TEXTE FOURNI:

Au 31 août, les droits de douane à l’entrée aux Etats-Unis sur les biens importés s’élevaient ainsi en moyenne à plus de 18%, au plus haut depuis plus de quatre-vingt-dix ans.
Ensuite en s’attaquant directement à la Fed quitte à remettre en question le totem de son indépendance.
Après des mois de pression rhétorique sur Powell, accusé de tergiverser, voire de jouer le jeu des démocrates, plutôt que de baisser franchement les taux, Donald Trump est passé à la vitesse supérieure en essayant de prendre le contrôle direct du conseil des gouverneurs avant même de désigner le nouveau président de l’institution qui prendra ses fonctions en mai prochain.
Il a ainsi nommé Stephen Miran, un de ses plus proches conseillers et critique virulent de l’actuelle réserve fédérale, en lieu et place d’Adriana Kugler, proche des démocrates et démissionnaire à quelques mois de la fin de son mandat. Et désormais il s’attaque directement à un membre en place de l’actuel comité de politique monétaire en la personne de Lisa Cook, accusée de falsification de documents en vue de l’obtention d’un crédit hypothécaire.
Si la manœuvre réussissait, ce qui est loin d’être sûr compte tenu des différents recours judiciaires et de la position très prudente de la Cour Suprême sur tous les sujets liés à la Fed, cela lui permettrait un contrôle plus étroit de la politique monétaire, avec, pour faire bonne mesure, la haute main sur les nominations des gouverneurs des Fed régionales.
Enfin via des interventions directes dans l’économie, que ne renieraient pas les thuriféraires français de « l’Etat stratège ».
Dans cette catégorie on peut noter l’attribution à lui-même d’une « golden share » lors de la fusion entre US Steel et Nippon Steel. Puis la prise de participation de 10% au capital d’Intel en échange de subventions. Il a également mentionné les fabricants de puces Micron voire TSMC (en dépit de sa nationalité) comme des cibles potentielles pour ce type d’opération. Enfin, on pourrait également placer dans cette catégorie « transgressive » le « deal » avec NVidia qui permettrait la rétrocession à l’Etat américain de 10% du chiffre d’affaires réalisé en Chine par l’entreprise.
Cette activisme inquiète profondément les commentateurs économiques et plusieurs analystes financiers, qui voient leur cadre de fonctionnement remis en cause.
Pourtant, tout au long de l’été et en cette rentrée, les marchés gardent le cap et les investisseurs ne semblent pas effrayés par ces bouleversements.
Trois éléments importants soutiennent leur optimisme.
Le premier est la résistance de l’économie. Aux Etats-Unis, la croissance au deuxième trimestre a finalement été de 3,3% en rythme annualisé, au-dessus des attentes et en accélération par rapport au premier trimestre. Si l’on ajoute la stabilisation de l’Europe, soutenue par les pays du Sud du Continent, et la bonne tenue de la Chine en dépit d’une demande intérieure peu dynamique, le tableau de l’économie mondiale demeure encourageant. Notre indicateur MMS Montpensier Arbevel de Momentum Economique mondial, à 56, indique toujours une période d’expansion.

CONSIGNES:
A. D'après le texte sur la politique économique américaine, quel niveau moyen atteignaient les droits de douane sur les biens importés aux États-Unis au 31 août ?
B. Rédigez la suite du texte sur la politique économique américaine et les marchés, en présentant les deux autres éléments qu'il annonce.

ENTRÉES EXTRAITES:
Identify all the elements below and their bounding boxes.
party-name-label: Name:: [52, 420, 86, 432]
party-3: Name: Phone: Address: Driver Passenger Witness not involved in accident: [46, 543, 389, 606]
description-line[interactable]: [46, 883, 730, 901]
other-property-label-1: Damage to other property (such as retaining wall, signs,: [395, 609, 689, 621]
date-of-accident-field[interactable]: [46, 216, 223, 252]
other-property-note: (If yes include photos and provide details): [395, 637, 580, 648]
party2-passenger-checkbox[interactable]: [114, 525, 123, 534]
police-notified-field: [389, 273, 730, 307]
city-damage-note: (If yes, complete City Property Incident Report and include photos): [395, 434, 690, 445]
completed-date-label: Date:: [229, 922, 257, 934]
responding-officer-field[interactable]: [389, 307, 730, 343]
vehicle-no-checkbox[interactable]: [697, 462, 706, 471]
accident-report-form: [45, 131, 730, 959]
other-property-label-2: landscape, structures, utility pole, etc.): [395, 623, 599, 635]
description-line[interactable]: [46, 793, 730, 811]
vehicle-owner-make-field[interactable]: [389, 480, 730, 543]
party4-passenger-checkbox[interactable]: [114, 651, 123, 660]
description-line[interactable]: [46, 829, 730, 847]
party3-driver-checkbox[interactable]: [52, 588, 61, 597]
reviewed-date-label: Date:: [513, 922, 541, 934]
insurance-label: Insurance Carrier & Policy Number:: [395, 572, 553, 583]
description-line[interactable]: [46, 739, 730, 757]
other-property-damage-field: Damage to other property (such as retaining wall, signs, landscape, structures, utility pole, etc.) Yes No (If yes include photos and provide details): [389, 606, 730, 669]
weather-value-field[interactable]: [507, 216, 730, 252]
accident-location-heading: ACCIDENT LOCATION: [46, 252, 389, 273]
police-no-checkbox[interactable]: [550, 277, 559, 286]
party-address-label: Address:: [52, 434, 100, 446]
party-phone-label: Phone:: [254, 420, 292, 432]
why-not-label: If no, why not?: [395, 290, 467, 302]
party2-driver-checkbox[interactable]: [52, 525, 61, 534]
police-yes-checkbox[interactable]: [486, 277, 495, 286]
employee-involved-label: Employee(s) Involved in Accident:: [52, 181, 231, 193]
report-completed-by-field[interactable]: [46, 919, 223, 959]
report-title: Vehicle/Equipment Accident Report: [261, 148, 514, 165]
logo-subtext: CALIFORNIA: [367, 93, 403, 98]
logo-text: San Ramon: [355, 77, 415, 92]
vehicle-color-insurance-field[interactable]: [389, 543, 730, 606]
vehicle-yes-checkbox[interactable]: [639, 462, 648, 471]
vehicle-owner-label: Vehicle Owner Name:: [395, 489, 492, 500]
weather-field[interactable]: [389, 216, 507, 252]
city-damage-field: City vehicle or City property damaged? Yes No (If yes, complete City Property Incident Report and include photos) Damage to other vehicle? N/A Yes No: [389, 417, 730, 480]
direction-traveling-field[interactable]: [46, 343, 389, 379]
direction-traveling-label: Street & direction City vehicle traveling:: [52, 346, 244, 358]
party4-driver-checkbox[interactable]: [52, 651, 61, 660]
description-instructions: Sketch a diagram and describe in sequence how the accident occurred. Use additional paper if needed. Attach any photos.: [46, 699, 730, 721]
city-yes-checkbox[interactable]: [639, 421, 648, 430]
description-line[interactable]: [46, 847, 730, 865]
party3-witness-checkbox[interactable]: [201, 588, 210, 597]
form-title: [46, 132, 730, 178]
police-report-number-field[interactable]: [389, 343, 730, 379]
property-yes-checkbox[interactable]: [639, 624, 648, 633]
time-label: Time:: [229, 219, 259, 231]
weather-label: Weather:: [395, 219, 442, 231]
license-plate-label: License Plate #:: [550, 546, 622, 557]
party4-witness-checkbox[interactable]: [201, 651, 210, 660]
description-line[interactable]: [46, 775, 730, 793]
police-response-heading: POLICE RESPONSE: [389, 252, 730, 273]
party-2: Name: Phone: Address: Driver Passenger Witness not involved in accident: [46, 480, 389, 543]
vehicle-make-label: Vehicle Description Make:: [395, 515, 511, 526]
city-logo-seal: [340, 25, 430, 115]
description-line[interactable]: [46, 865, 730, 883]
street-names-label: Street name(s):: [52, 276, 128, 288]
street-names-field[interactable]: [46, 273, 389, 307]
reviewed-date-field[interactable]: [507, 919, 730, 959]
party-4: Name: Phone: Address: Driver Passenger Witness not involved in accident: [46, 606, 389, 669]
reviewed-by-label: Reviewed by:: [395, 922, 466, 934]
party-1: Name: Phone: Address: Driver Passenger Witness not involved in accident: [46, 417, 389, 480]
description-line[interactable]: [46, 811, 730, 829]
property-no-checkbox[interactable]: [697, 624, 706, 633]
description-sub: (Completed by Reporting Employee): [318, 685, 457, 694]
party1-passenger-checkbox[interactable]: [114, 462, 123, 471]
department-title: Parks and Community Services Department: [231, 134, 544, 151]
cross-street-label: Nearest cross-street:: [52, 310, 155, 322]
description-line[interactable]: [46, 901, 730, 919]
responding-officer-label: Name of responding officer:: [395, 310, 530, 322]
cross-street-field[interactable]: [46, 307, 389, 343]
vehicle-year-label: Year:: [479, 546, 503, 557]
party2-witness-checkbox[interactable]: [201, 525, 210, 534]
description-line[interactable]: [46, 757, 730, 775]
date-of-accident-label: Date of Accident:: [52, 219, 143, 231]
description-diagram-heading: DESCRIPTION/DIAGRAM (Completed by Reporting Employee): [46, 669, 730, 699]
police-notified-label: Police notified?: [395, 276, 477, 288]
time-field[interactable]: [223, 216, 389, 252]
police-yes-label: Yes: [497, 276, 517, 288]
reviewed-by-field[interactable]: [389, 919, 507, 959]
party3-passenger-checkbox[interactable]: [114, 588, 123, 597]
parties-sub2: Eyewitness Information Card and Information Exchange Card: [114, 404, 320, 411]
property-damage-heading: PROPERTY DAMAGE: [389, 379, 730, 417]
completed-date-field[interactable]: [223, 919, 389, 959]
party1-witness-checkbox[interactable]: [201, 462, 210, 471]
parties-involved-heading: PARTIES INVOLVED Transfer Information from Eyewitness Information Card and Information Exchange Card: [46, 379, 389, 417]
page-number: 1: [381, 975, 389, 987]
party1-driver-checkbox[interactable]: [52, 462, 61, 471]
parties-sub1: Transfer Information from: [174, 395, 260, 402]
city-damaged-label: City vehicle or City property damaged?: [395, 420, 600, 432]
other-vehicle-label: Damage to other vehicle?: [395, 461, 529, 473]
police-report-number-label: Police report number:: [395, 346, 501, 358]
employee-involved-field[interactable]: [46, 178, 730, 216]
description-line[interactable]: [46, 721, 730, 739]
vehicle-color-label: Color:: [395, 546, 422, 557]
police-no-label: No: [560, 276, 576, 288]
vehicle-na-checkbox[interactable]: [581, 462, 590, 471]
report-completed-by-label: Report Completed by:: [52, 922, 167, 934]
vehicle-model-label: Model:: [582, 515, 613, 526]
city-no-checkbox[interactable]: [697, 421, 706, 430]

RÉPONSES PAR CONSIGNE:
A. Plus de 18 %, soit leur plus haut niveau depuis plus de quatre-vingt-dix ans.

B.
Source : Bloomberg / Montpensier Arbevel au 2 septembre 2025
Le deuxième réside dans les performances des grandes entreprises qui portent les indices actions et tout spécialement des géants de la technologie aux Etats-Unis. Trimestre après trimestre, en dépit de la concurrence, de l’évolution toujours plus rapide de leurs métiers, et de la pression réglementaire, les résultats sont là et battent régulièrement les attentes les plus optimistes.
Le troisième soutien est monétaire et c’est sans doute le plus important, surtout dans le cadre d’une économie qui demeure en expansion. Alors que la Fed semblait partie pour prolonger sa longue pause dans l’évolution des taux d’intérêt, le discours de
Jerome Powell le 22 août à Jackson Hole a fait bouger les lignes et semble annoncer un pivot vers de futures baisses de taux, à commencer par la réunion du 17 septembre prochain. Certains membres, comme Christopher Waller, un des favoris pour lui succéder, suggèrent déjà une possible baisse agressive de 50bps en cas de ralentissement trop marqué du marché de l’emploi
Sans aller jusque-là, tout desserrement de l’environnement monétaire serait très favorable à la valorisation des actifs risqués et en premier lieu des actions, mais aussi des obligations d’entreprises, des convertibles et des actifs privés. L’adage « don’t fight the Fed » demeure un des plus révérés des investisseurs du monde entier.
En cette rentrée et alors que le climat politique en France occupe les conversations et obscurcit l’horizon, les marchés nous rappellent que les ressorts économiques de la croissance restent présents, que les entreprises savent générer de la profitabilité y compris dans des environnements de turbulences, et que les banquiers centraux demeurent à la manœuvre pour stabiliser l’environnement financier.
La volatilité fait partie intégrante du fonctionnement des marchés et pourrait se rappeler sans prévenir à notre bon souvenir. Jusqu’ici Wall Street a bien tenu.
Bonne rentrée à tous !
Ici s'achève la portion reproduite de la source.